Exercise description: Filter these entries, keeping only lines that hold the word "into".

Exercise materials:
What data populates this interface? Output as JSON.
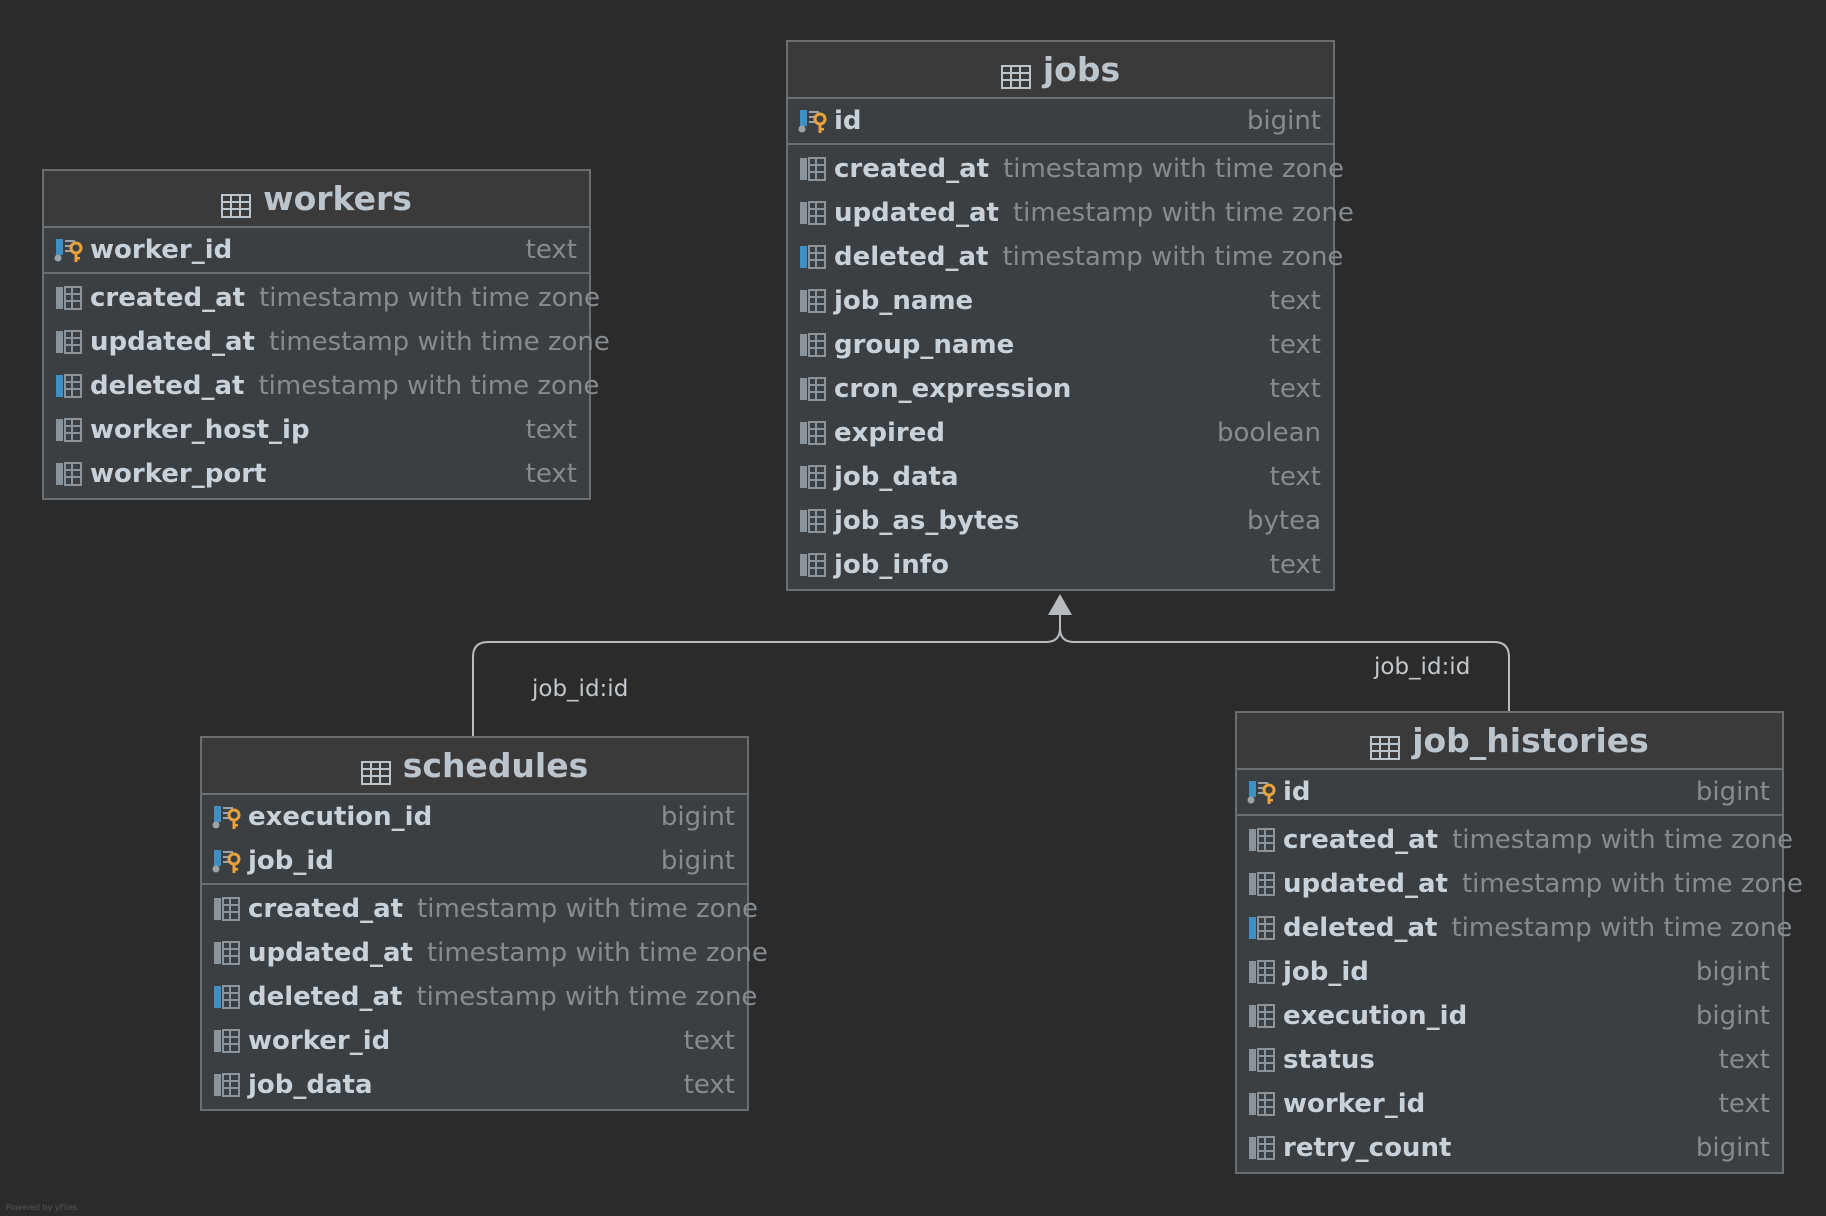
{
  "tables": [
    {
      "id": "workers",
      "name": "workers",
      "pk_columns": [
        {
          "name": "worker_id",
          "type": "text",
          "icon": "primary-key-icon"
        }
      ],
      "columns": [
        {
          "name": "created_at",
          "type": "timestamp with time zone",
          "icon": "column-icon"
        },
        {
          "name": "updated_at",
          "type": "timestamp with time zone",
          "icon": "column-icon"
        },
        {
          "name": "deleted_at",
          "type": "timestamp with time zone",
          "icon": "indexed-column-icon"
        },
        {
          "name": "worker_host_ip",
          "type": "text",
          "icon": "column-icon"
        },
        {
          "name": "worker_port",
          "type": "text",
          "icon": "column-icon"
        }
      ]
    },
    {
      "id": "jobs",
      "name": "jobs",
      "pk_columns": [
        {
          "name": "id",
          "type": "bigint",
          "icon": "primary-key-icon"
        }
      ],
      "columns": [
        {
          "name": "created_at",
          "type": "timestamp with time zone",
          "icon": "column-icon"
        },
        {
          "name": "updated_at",
          "type": "timestamp with time zone",
          "icon": "column-icon"
        },
        {
          "name": "deleted_at",
          "type": "timestamp with time zone",
          "icon": "indexed-column-icon"
        },
        {
          "name": "job_name",
          "type": "text",
          "icon": "column-icon"
        },
        {
          "name": "group_name",
          "type": "text",
          "icon": "column-icon"
        },
        {
          "name": "cron_expression",
          "type": "text",
          "icon": "column-icon"
        },
        {
          "name": "expired",
          "type": "boolean",
          "icon": "column-icon"
        },
        {
          "name": "job_data",
          "type": "text",
          "icon": "column-icon"
        },
        {
          "name": "job_as_bytes",
          "type": "bytea",
          "icon": "column-icon"
        },
        {
          "name": "job_info",
          "type": "text",
          "icon": "column-icon"
        }
      ]
    },
    {
      "id": "schedules",
      "name": "schedules",
      "pk_columns": [
        {
          "name": "execution_id",
          "type": "bigint",
          "icon": "primary-key-icon"
        },
        {
          "name": "job_id",
          "type": "bigint",
          "icon": "primary-key-icon"
        }
      ],
      "columns": [
        {
          "name": "created_at",
          "type": "timestamp with time zone",
          "icon": "column-icon"
        },
        {
          "name": "updated_at",
          "type": "timestamp with time zone",
          "icon": "column-icon"
        },
        {
          "name": "deleted_at",
          "type": "timestamp with time zone",
          "icon": "indexed-column-icon"
        },
        {
          "name": "worker_id",
          "type": "text",
          "icon": "column-icon"
        },
        {
          "name": "job_data",
          "type": "text",
          "icon": "column-icon"
        }
      ]
    },
    {
      "id": "job_histories",
      "name": "job_histories",
      "pk_columns": [
        {
          "name": "id",
          "type": "bigint",
          "icon": "primary-key-icon"
        }
      ],
      "columns": [
        {
          "name": "created_at",
          "type": "timestamp with time zone",
          "icon": "column-icon"
        },
        {
          "name": "updated_at",
          "type": "timestamp with time zone",
          "icon": "column-icon"
        },
        {
          "name": "deleted_at",
          "type": "timestamp with time zone",
          "icon": "indexed-column-icon"
        },
        {
          "name": "job_id",
          "type": "bigint",
          "icon": "column-icon"
        },
        {
          "name": "execution_id",
          "type": "bigint",
          "icon": "column-icon"
        },
        {
          "name": "status",
          "type": "text",
          "icon": "column-icon"
        },
        {
          "name": "worker_id",
          "type": "text",
          "icon": "column-icon"
        },
        {
          "name": "retry_count",
          "type": "bigint",
          "icon": "column-icon"
        }
      ]
    }
  ],
  "relations": [
    {
      "from": "schedules",
      "to": "jobs",
      "label": "job_id:id"
    },
    {
      "from": "job_histories",
      "to": "jobs",
      "label": "job_id:id"
    }
  ],
  "colors": {
    "background": "#2b2b2b",
    "table_body": "#3c3f41",
    "border": "#6b6e70",
    "column_name": "#c9d1d9",
    "column_type": "#858b90",
    "key_gold": "#e8a33d",
    "index_blue": "#3d8fc4",
    "connector": "#b8bcc0"
  },
  "footer": {
    "credit": "Powered by yFiles"
  }
}
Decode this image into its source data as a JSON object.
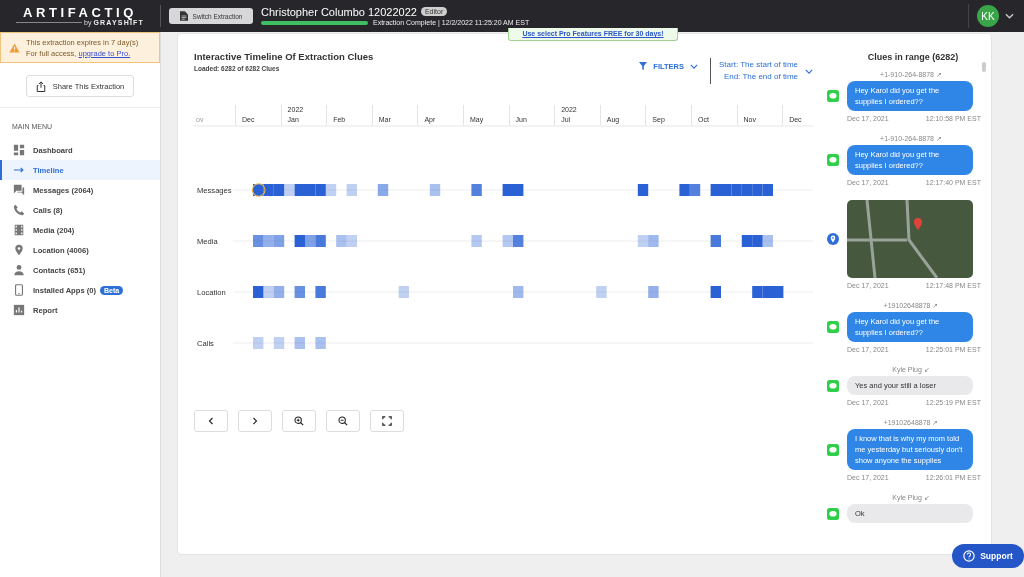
{
  "topbar": {
    "logo": "ARTIFACTIQ",
    "logo_by": "by",
    "logo_sub": "GRAYSHIFT",
    "switch_button": "Switch Extraction",
    "title": "Christopher Columbo 12022022",
    "badge": "Editor",
    "progress": {
      "level": 1
    },
    "status": "Extraction Complete | 12/2/2022 11:25:20 AM EST",
    "avatar": "KK"
  },
  "promo": "Use select Pro Features FREE for 30 days!",
  "sidebar": {
    "notice": {
      "line1": "This extraction expires in 7 day(s)",
      "line2": "For full access,",
      "link": "upgrade to Pro."
    },
    "share_button": "Share This Extraction",
    "menu_title": "MAIN MENU",
    "items": [
      {
        "label": "Dashboard",
        "selected": false
      },
      {
        "label": "Timeline",
        "selected": true
      },
      {
        "label": "Messages (2064)",
        "selected": false
      },
      {
        "label": "Calls (8)",
        "selected": false
      },
      {
        "label": "Media (204)",
        "selected": false
      },
      {
        "label": "Location (4006)",
        "selected": false
      },
      {
        "label": "Contacts (651)",
        "selected": false
      },
      {
        "label": "Installed Apps (0)",
        "selected": false,
        "badge": "Beta"
      },
      {
        "label": "Report",
        "selected": false
      }
    ]
  },
  "timeline": {
    "title": "Interactive Timeline Of Extraction Clues",
    "subtitle": "Loaded: 6282 of 6282 Clues",
    "filters": "FILTERS",
    "start": "Start: The start of time",
    "end": "End: The end of time",
    "months": [
      {
        "label": "ov"
      },
      {
        "label": "Dec"
      },
      {
        "label": "Jan",
        "year": "2022"
      },
      {
        "label": "Feb"
      },
      {
        "label": "Mar"
      },
      {
        "label": "Apr"
      },
      {
        "label": "May"
      },
      {
        "label": "Jun"
      },
      {
        "label": "Jul",
        "year": "2022"
      },
      {
        "label": "Aug"
      },
      {
        "label": "Sep"
      },
      {
        "label": "Oct"
      },
      {
        "label": "Nov"
      },
      {
        "label": "Dec"
      }
    ],
    "rows": [
      {
        "label": "Messages"
      },
      {
        "label": "Media"
      },
      {
        "label": "Location"
      },
      {
        "label": "Calls"
      }
    ]
  },
  "clues": {
    "title": "Clues in range (6282)",
    "items": [
      {
        "kind": "sent",
        "sender": "+1-910-264-8878",
        "arrow": "↗",
        "text": "Hey Karol did you get the supplies I ordered??",
        "date": "Dec 17, 2021",
        "time": "12:10:58 PM EST"
      },
      {
        "kind": "sent",
        "sender": "+1-910-264-8878",
        "arrow": "↗",
        "text": "Hey Karol did you get the supplies I ordered??",
        "date": "Dec 17, 2021",
        "time": "12:17:40 PM EST"
      },
      {
        "kind": "location",
        "date": "Dec 17, 2021",
        "time": "12:17:48 PM EST"
      },
      {
        "kind": "sent",
        "sender": "+19102648878",
        "arrow": "↗",
        "text": "Hey Karol did you get the supplies I ordered??",
        "date": "Dec 17, 2021",
        "time": "12:25:01 PM EST"
      },
      {
        "kind": "received",
        "sender": "Kyle Plug",
        "arrow": "↙",
        "text": "Yes and your still a loser",
        "date": "Dec 17, 2021",
        "time": "12:25:19 PM EST"
      },
      {
        "kind": "sent",
        "sender": "+19102648878",
        "arrow": "↗",
        "text": "I know that is why my mom told me yesterday but seriously don't show anyone the supplies",
        "date": "Dec 17, 2021",
        "time": "12:26:01 PM EST"
      },
      {
        "kind": "received",
        "sender": "Kyle Plug",
        "arrow": "↙",
        "text": "Ok"
      }
    ]
  },
  "support": "Support"
}
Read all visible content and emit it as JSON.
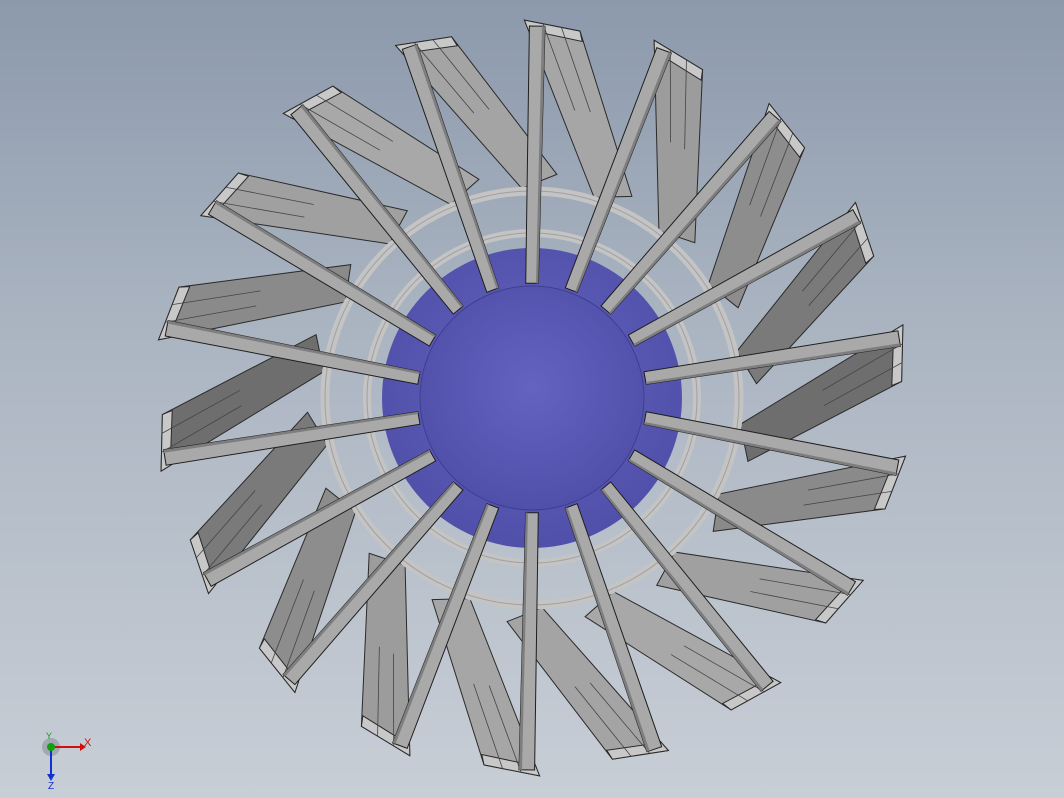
{
  "model": {
    "blade_count": 18,
    "hub_color": "#5a5ab4",
    "blade_color": "#a2a2a2",
    "blade_dark_color": "#6f6f6f",
    "ring_color": "#c4c4c4",
    "background_top": "#8c99ac",
    "background_bottom": "#c8ced6"
  },
  "triad": {
    "x_label": "X",
    "y_label": "Y",
    "z_label": "Z",
    "x_color": "#d01010",
    "y_color": "#10a010",
    "z_color": "#1030d0"
  }
}
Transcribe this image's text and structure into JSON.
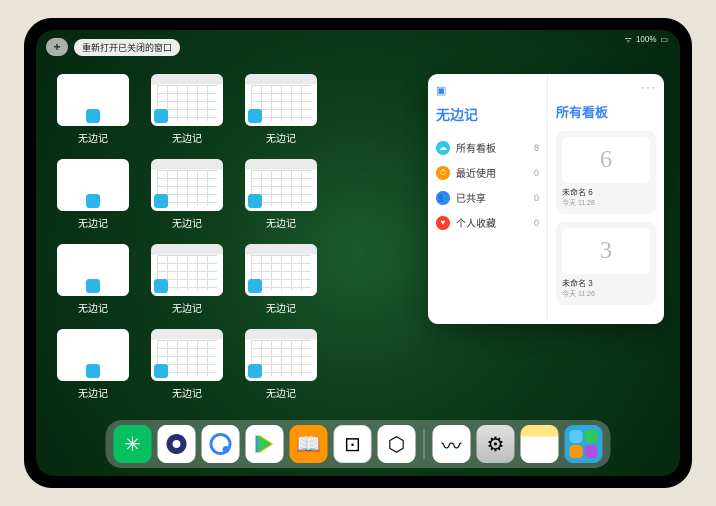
{
  "statusbar": {
    "wifi": "⋮⋮",
    "battery": "100%"
  },
  "topbar": {
    "plus_label": "+",
    "reopen_label": "重新打开已关闭的窗口"
  },
  "app_name": "无边记",
  "windows": [
    {
      "type": "blank",
      "label": "无边记"
    },
    {
      "type": "cal",
      "label": "无边记"
    },
    {
      "type": "cal",
      "label": "无边记"
    },
    {
      "type": "blank",
      "label": "无边记"
    },
    {
      "type": "cal",
      "label": "无边记"
    },
    {
      "type": "cal",
      "label": "无边记"
    },
    {
      "type": "blank",
      "label": "无边记"
    },
    {
      "type": "cal",
      "label": "无边记"
    },
    {
      "type": "cal",
      "label": "无边记"
    },
    {
      "type": "blank",
      "label": "无边记"
    },
    {
      "type": "cal",
      "label": "无边记"
    },
    {
      "type": "cal",
      "label": "无边记"
    }
  ],
  "panel": {
    "left_title": "无边记",
    "right_title": "所有看板",
    "more": "···",
    "items": [
      {
        "icon": "cloud",
        "label": "所有看板",
        "count": "8"
      },
      {
        "icon": "clock",
        "label": "最近使用",
        "count": "0"
      },
      {
        "icon": "share",
        "label": "已共享",
        "count": "0"
      },
      {
        "icon": "heart",
        "label": "个人收藏",
        "count": "0"
      }
    ],
    "boards": [
      {
        "glyph": "6",
        "name": "未命名 6",
        "time": "今天 11:28"
      },
      {
        "glyph": "3",
        "name": "未命名 3",
        "time": "今天 11:26"
      }
    ]
  },
  "dock": [
    {
      "id": "wechat",
      "glyph": "✳",
      "class": "di-wechat"
    },
    {
      "id": "quark",
      "glyph": "",
      "class": "di-quark"
    },
    {
      "id": "qbrowser",
      "glyph": "",
      "class": "di-q2"
    },
    {
      "id": "play",
      "glyph": "",
      "class": "di-play"
    },
    {
      "id": "books",
      "glyph": "📖",
      "class": "di-books"
    },
    {
      "id": "dice",
      "glyph": "⊡",
      "class": "di-dice"
    },
    {
      "id": "hex",
      "glyph": "⬡",
      "class": "di-hex"
    },
    {
      "id": "sep"
    },
    {
      "id": "freeform",
      "glyph": "〰",
      "class": "di-freeform"
    },
    {
      "id": "settings",
      "glyph": "⚙",
      "class": "di-settings"
    },
    {
      "id": "notes",
      "glyph": "",
      "class": "di-notes"
    },
    {
      "id": "applib",
      "glyph": "",
      "class": "di-library"
    }
  ]
}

Completed exercise:
Decode this image into its source data as a JSON object.
Transcribe this image's text and structure into JSON.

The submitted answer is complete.